▶ _Given task_:
Scan the entries below. List each line with "total".

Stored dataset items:
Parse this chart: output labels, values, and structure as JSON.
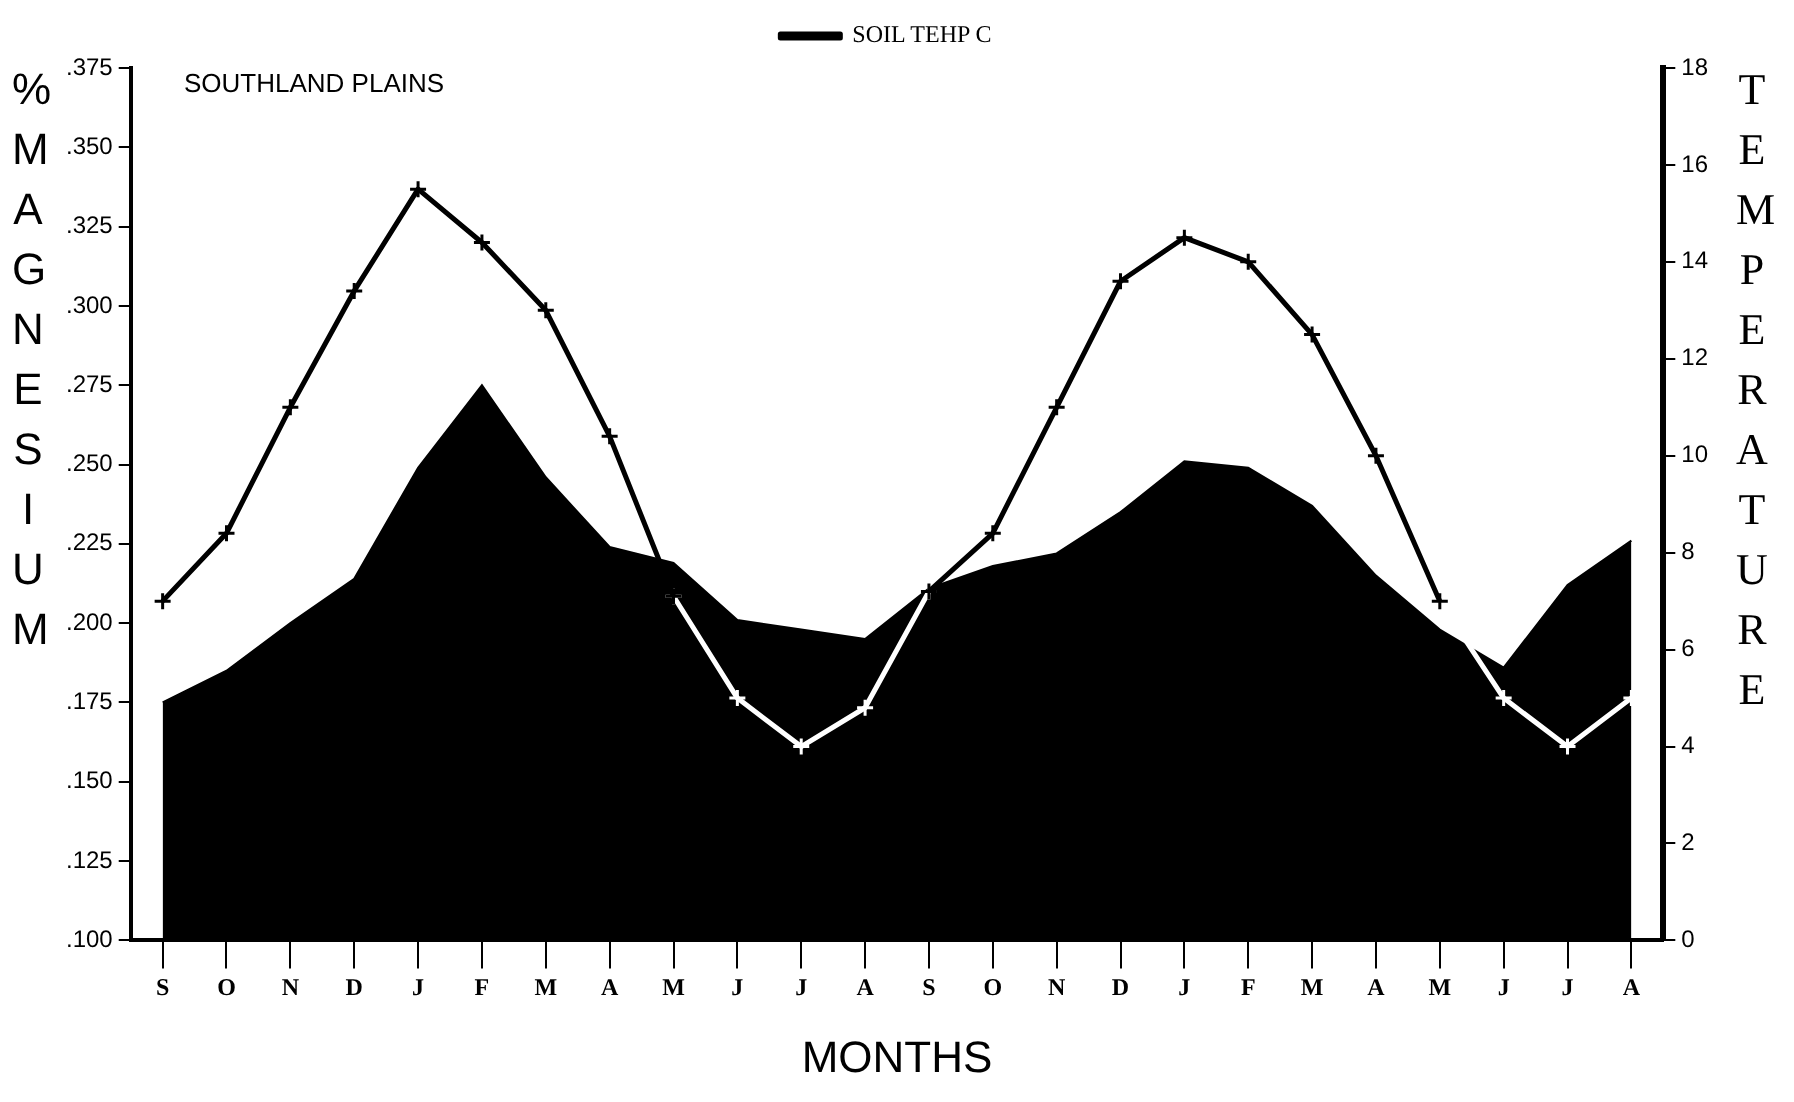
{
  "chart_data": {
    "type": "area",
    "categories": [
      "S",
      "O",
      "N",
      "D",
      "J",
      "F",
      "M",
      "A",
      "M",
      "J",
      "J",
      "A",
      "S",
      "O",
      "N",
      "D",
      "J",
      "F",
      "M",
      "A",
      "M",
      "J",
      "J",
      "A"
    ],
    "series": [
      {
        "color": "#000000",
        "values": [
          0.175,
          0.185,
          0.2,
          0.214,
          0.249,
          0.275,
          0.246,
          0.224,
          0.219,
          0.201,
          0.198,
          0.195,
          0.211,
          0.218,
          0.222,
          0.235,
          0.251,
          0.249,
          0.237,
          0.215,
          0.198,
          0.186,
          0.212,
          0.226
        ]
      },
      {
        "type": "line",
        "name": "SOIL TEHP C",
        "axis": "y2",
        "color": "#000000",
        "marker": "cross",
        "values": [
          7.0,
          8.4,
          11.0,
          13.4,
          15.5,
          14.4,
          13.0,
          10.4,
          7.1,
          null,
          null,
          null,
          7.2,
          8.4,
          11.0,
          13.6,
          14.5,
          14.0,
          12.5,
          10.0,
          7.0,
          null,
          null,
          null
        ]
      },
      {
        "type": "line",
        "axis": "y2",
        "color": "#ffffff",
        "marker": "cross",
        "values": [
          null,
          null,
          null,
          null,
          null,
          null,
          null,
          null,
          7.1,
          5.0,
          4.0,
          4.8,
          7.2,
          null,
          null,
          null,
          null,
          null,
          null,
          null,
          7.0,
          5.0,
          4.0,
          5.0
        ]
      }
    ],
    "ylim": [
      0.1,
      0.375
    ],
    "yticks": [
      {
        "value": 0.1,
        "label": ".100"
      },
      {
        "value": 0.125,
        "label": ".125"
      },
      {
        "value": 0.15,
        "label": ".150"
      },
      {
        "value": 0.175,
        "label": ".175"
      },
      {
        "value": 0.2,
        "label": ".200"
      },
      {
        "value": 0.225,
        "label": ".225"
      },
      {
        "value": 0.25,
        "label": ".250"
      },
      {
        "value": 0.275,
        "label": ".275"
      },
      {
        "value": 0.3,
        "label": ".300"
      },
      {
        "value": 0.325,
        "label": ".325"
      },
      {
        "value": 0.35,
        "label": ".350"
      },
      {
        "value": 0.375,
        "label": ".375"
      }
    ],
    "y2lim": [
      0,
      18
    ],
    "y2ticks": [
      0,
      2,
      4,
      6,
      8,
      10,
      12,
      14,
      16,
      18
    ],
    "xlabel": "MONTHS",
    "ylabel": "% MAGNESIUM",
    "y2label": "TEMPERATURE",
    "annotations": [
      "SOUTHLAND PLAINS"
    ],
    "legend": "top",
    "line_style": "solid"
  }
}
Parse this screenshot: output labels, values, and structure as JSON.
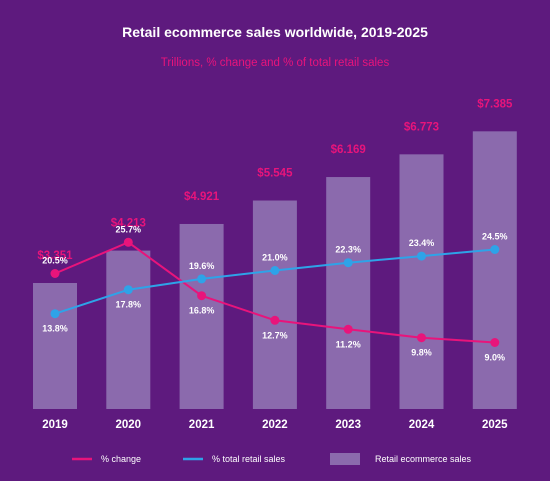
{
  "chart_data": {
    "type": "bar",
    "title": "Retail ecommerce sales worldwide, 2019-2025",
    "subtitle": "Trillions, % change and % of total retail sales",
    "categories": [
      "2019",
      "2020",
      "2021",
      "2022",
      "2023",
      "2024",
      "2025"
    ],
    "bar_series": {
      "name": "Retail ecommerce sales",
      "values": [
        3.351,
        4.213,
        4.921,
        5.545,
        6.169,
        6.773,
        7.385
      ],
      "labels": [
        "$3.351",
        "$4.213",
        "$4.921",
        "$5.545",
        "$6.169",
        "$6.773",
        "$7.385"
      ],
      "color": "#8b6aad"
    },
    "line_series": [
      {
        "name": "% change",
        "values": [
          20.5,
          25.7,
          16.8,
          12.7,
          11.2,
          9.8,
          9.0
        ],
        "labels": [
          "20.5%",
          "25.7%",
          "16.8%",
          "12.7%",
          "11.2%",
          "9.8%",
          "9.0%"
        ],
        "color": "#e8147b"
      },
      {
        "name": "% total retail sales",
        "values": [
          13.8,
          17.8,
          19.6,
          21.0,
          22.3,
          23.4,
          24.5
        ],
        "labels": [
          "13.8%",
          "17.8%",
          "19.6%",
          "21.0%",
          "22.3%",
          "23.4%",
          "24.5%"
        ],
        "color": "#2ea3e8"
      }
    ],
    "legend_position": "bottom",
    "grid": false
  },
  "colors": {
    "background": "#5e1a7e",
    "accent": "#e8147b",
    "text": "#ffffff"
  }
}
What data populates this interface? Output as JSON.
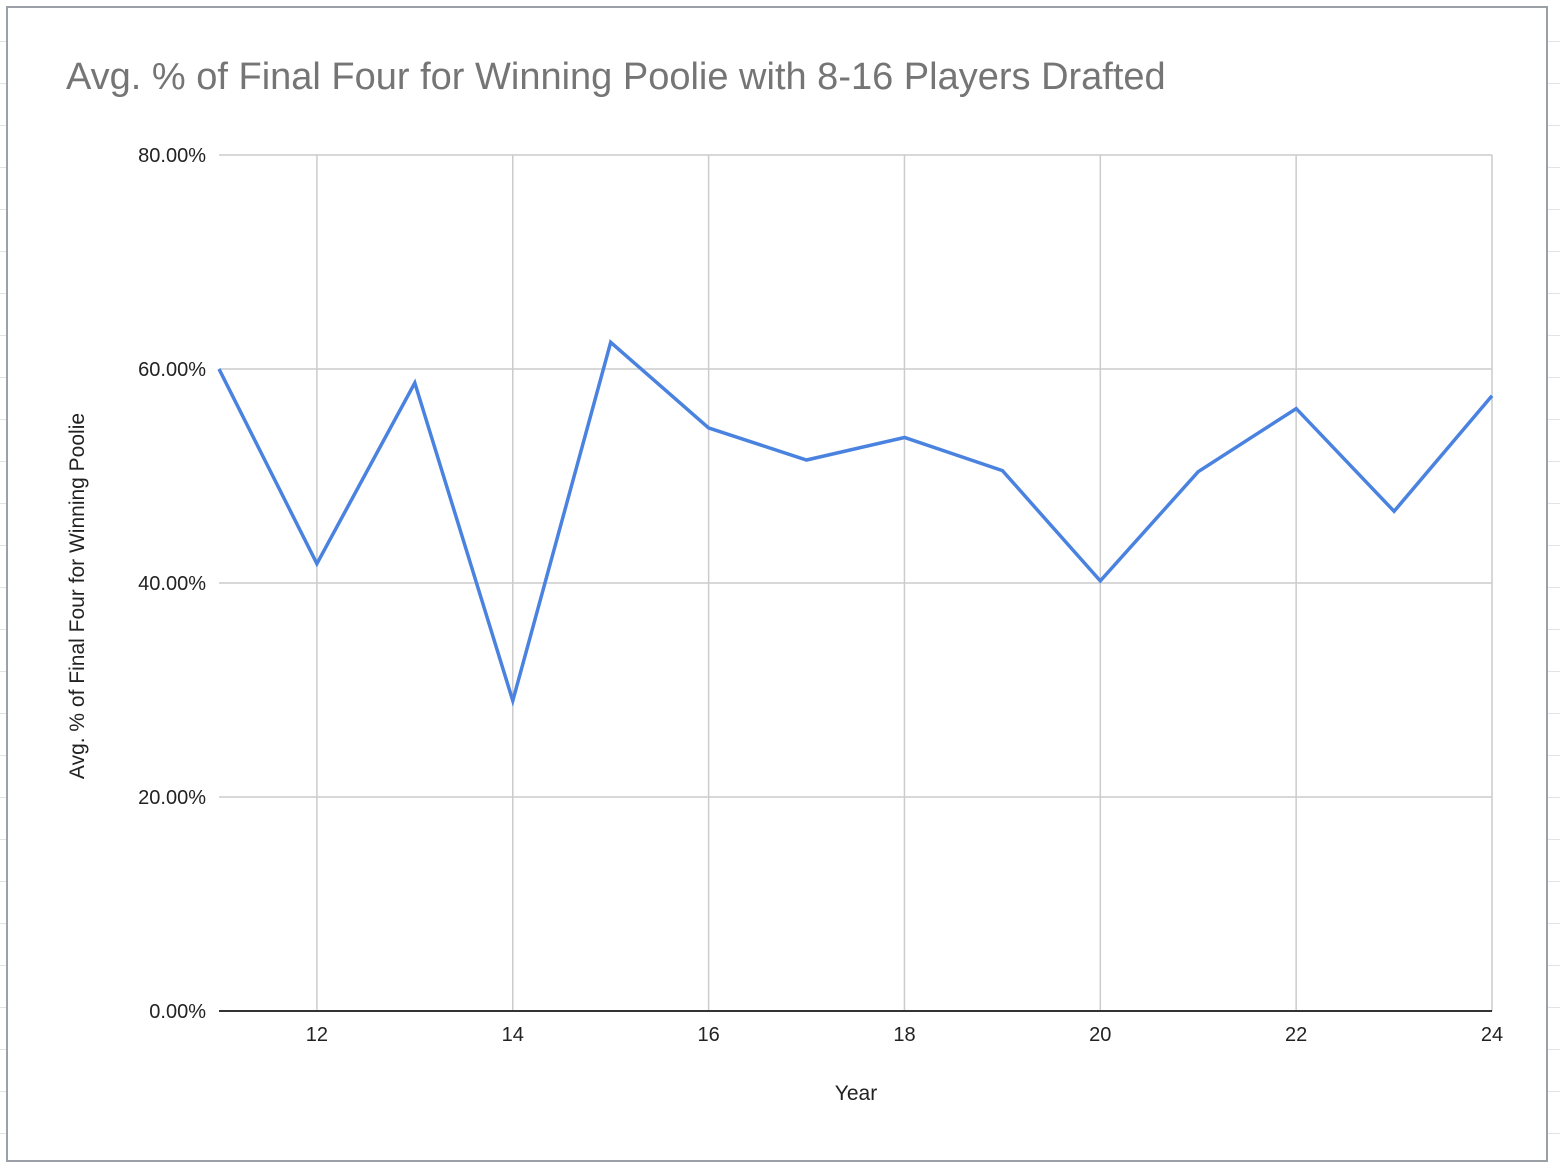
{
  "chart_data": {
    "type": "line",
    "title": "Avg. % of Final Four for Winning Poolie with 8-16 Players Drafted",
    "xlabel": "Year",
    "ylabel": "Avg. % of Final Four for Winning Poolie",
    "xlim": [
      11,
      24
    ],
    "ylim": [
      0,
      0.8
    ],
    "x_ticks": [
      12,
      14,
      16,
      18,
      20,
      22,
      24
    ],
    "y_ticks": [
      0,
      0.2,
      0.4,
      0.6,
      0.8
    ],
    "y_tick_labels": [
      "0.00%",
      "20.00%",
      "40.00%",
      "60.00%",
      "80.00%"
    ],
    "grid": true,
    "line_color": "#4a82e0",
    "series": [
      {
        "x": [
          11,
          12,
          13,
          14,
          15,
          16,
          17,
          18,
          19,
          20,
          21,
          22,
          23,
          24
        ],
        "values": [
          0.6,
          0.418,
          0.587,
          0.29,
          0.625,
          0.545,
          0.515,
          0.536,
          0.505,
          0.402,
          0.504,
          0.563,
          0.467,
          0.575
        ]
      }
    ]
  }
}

▶ _Task output_:
    "subtitle": "Trillions, % change and % of total retail sales",
        "name": "% total retail sales",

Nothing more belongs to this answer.